## begin EXCERPTED RECORDS

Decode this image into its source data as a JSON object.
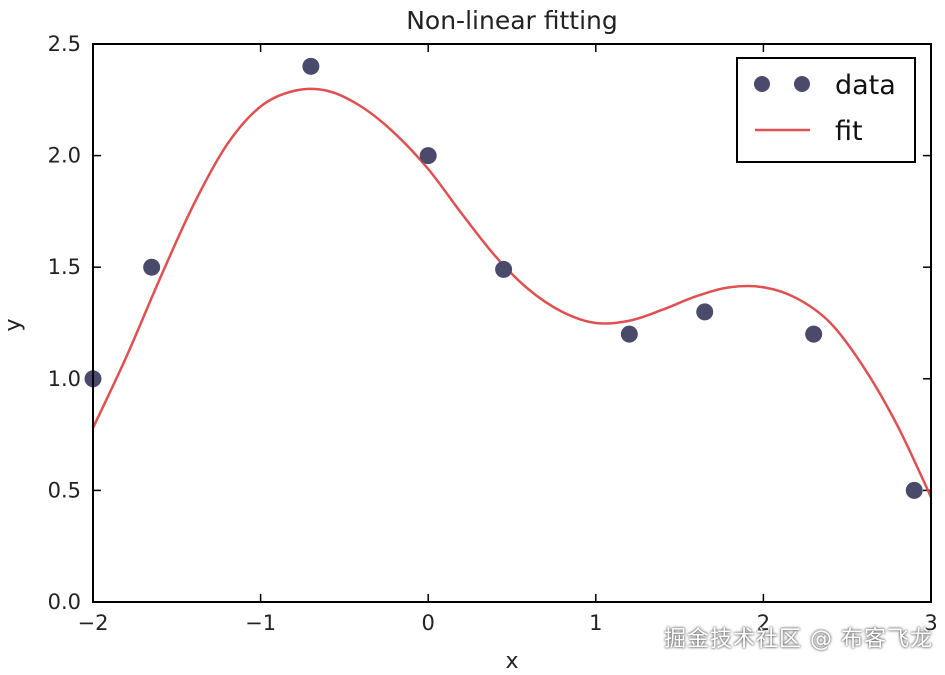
{
  "chart_data": {
    "type": "scatter",
    "title": "Non-linear fitting",
    "xlabel": "x",
    "ylabel": "y",
    "xlim": [
      -2,
      3
    ],
    "ylim": [
      0,
      2.5
    ],
    "xticks": [
      "−2",
      "−1",
      "0",
      "1",
      "2",
      "3"
    ],
    "yticks": [
      "0.0",
      "0.5",
      "1.0",
      "1.5",
      "2.0",
      "2.5"
    ],
    "legend_position": "top-right",
    "series": [
      {
        "name": "data",
        "kind": "markers",
        "color": "#4a4a6a",
        "x": [
          -2.0,
          -1.65,
          -0.7,
          0.0,
          0.45,
          1.2,
          1.65,
          2.3,
          2.9
        ],
        "y": [
          1.0,
          1.5,
          2.4,
          2.0,
          1.49,
          1.2,
          1.3,
          1.2,
          0.5
        ]
      },
      {
        "name": "fit",
        "kind": "line",
        "color": "#e05050",
        "x": [
          -2.0,
          -1.8,
          -1.6,
          -1.4,
          -1.2,
          -1.0,
          -0.8,
          -0.6,
          -0.4,
          -0.2,
          0.0,
          0.2,
          0.4,
          0.6,
          0.8,
          1.0,
          1.2,
          1.4,
          1.6,
          1.8,
          2.0,
          2.2,
          2.4,
          2.6,
          2.8,
          3.0
        ],
        "y": [
          0.78,
          1.1,
          1.45,
          1.78,
          2.05,
          2.22,
          2.29,
          2.29,
          2.22,
          2.1,
          1.94,
          1.74,
          1.55,
          1.4,
          1.3,
          1.25,
          1.26,
          1.31,
          1.37,
          1.41,
          1.41,
          1.36,
          1.25,
          1.05,
          0.79,
          0.47
        ]
      }
    ]
  },
  "watermark": "掘金技术社区 @ 布客飞龙"
}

## end EXCERPTED RECORDS

STATED PROBLEM:
Print the records above exactly as they stand, but leave out the pictures.

EXPECTED ANSWER:
Decode this image into its source data as a JSON object.
{
  "chart_data": {
    "type": "scatter",
    "title": "Non-linear fitting",
    "xlabel": "x",
    "ylabel": "y",
    "xlim": [
      -2,
      3
    ],
    "ylim": [
      0,
      2.5
    ],
    "xticks": [
      "−2",
      "−1",
      "0",
      "1",
      "2",
      "3"
    ],
    "yticks": [
      "0.0",
      "0.5",
      "1.0",
      "1.5",
      "2.0",
      "2.5"
    ],
    "legend_position": "top-right",
    "series": [
      {
        "name": "data",
        "kind": "markers",
        "color": "#4a4a6a",
        "x": [
          -2.0,
          -1.65,
          -0.7,
          0.0,
          0.45,
          1.2,
          1.65,
          2.3,
          2.9
        ],
        "y": [
          1.0,
          1.5,
          2.4,
          2.0,
          1.49,
          1.2,
          1.3,
          1.2,
          0.5
        ]
      },
      {
        "name": "fit",
        "kind": "line",
        "color": "#e05050",
        "x": [
          -2.0,
          -1.8,
          -1.6,
          -1.4,
          -1.2,
          -1.0,
          -0.8,
          -0.6,
          -0.4,
          -0.2,
          0.0,
          0.2,
          0.4,
          0.6,
          0.8,
          1.0,
          1.2,
          1.4,
          1.6,
          1.8,
          2.0,
          2.2,
          2.4,
          2.6,
          2.8,
          3.0
        ],
        "y": [
          0.78,
          1.1,
          1.45,
          1.78,
          2.05,
          2.22,
          2.29,
          2.29,
          2.22,
          2.1,
          1.94,
          1.74,
          1.55,
          1.4,
          1.3,
          1.25,
          1.26,
          1.31,
          1.37,
          1.41,
          1.41,
          1.36,
          1.25,
          1.05,
          0.79,
          0.47
        ]
      }
    ]
  },
  "watermark": "掘金技术社区 @ 布客飞龙"
}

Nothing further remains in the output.